Begin Excerpted records
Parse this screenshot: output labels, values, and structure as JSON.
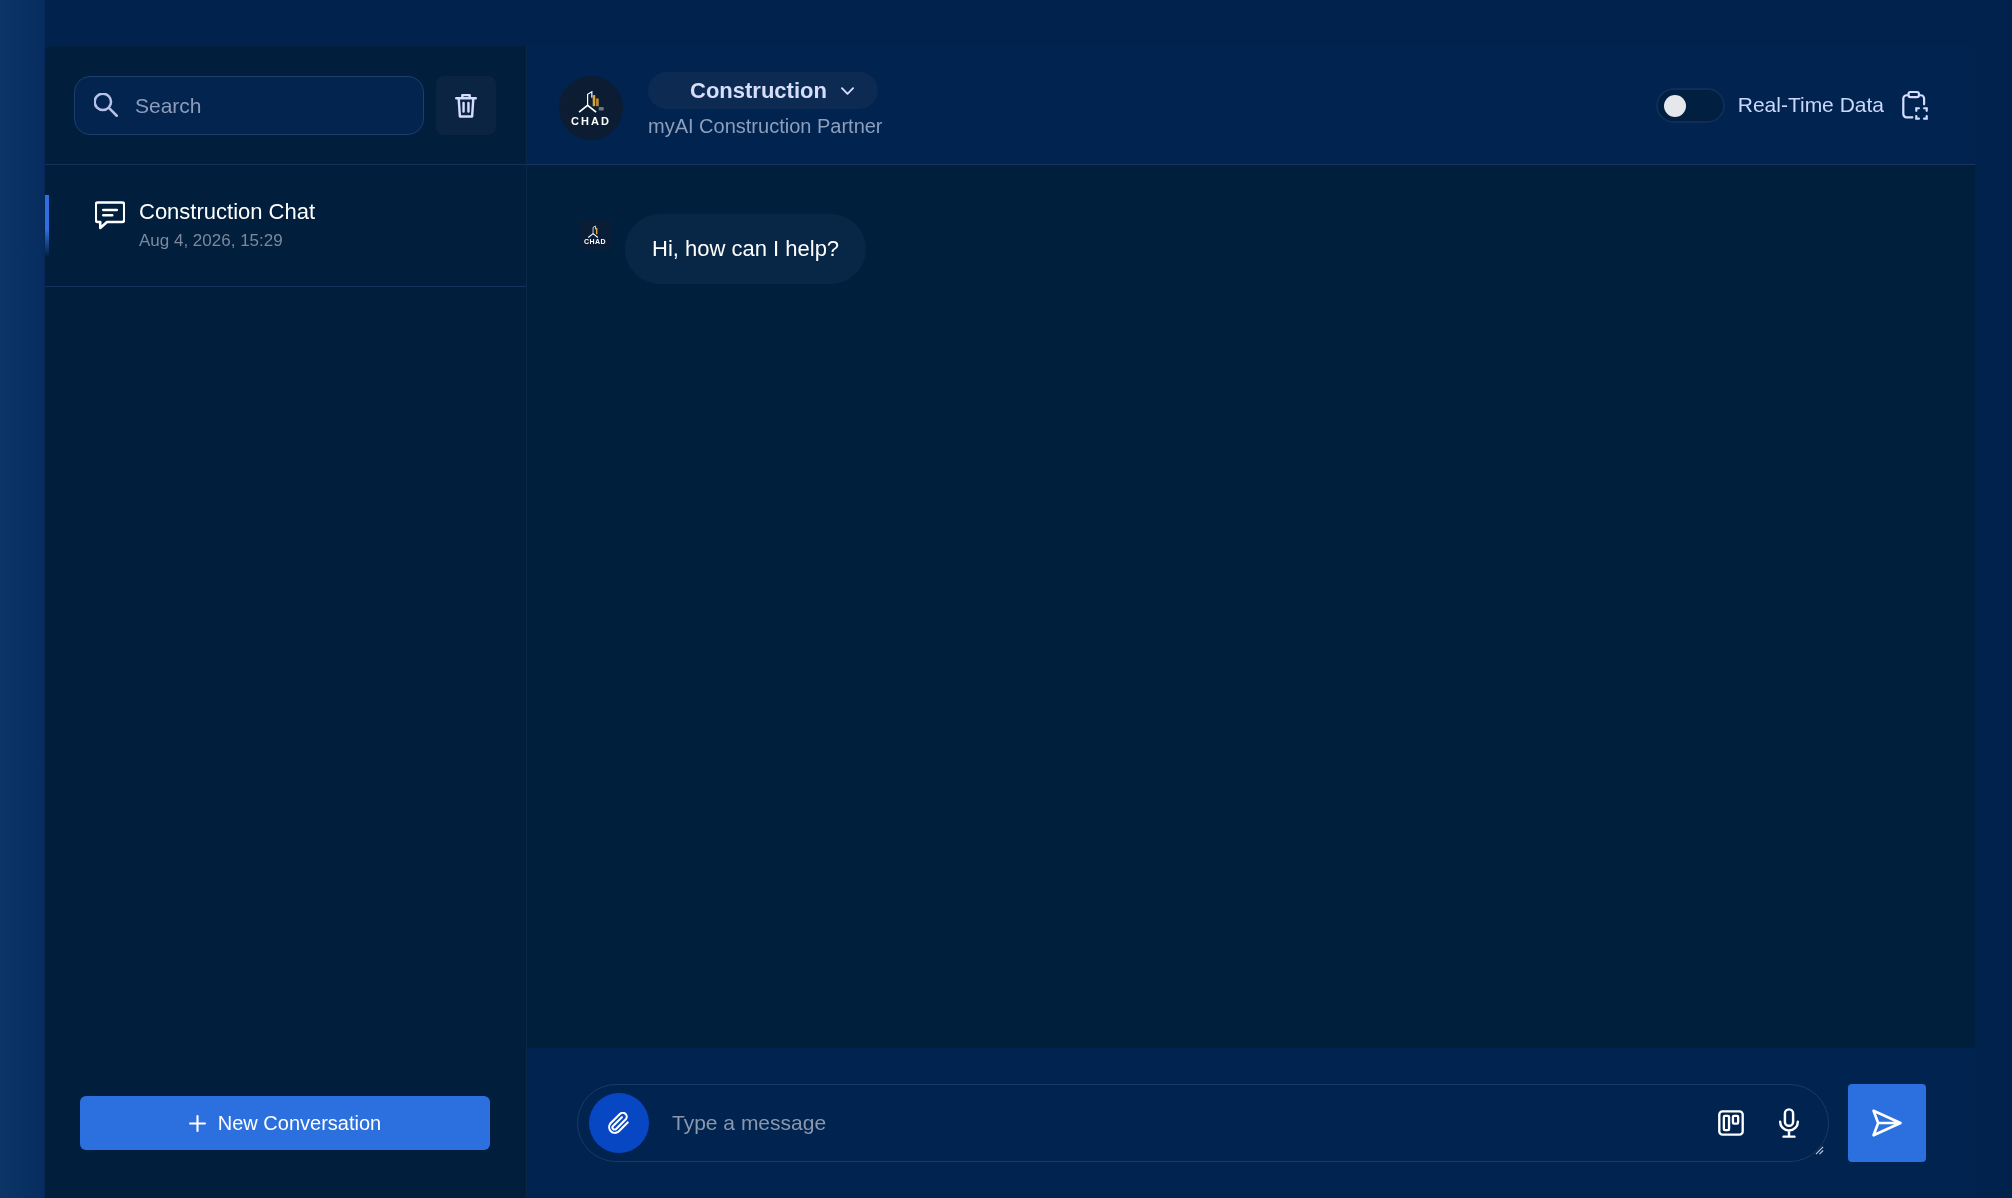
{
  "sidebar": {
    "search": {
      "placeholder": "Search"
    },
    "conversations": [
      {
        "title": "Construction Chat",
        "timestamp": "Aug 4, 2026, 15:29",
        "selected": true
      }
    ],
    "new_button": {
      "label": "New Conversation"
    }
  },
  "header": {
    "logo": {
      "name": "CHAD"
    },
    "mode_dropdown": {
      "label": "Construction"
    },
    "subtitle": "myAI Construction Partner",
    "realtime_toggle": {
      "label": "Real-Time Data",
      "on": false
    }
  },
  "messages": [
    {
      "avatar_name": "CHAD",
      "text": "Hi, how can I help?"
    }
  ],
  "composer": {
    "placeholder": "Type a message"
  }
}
End Excerpted records
**Exercise goal**
Pull out all lines in the data above that include "Construction".

**Complete response**
        "title": "Construction Chat",
      "label": "Construction"
    "subtitle": "myAI Construction Partner",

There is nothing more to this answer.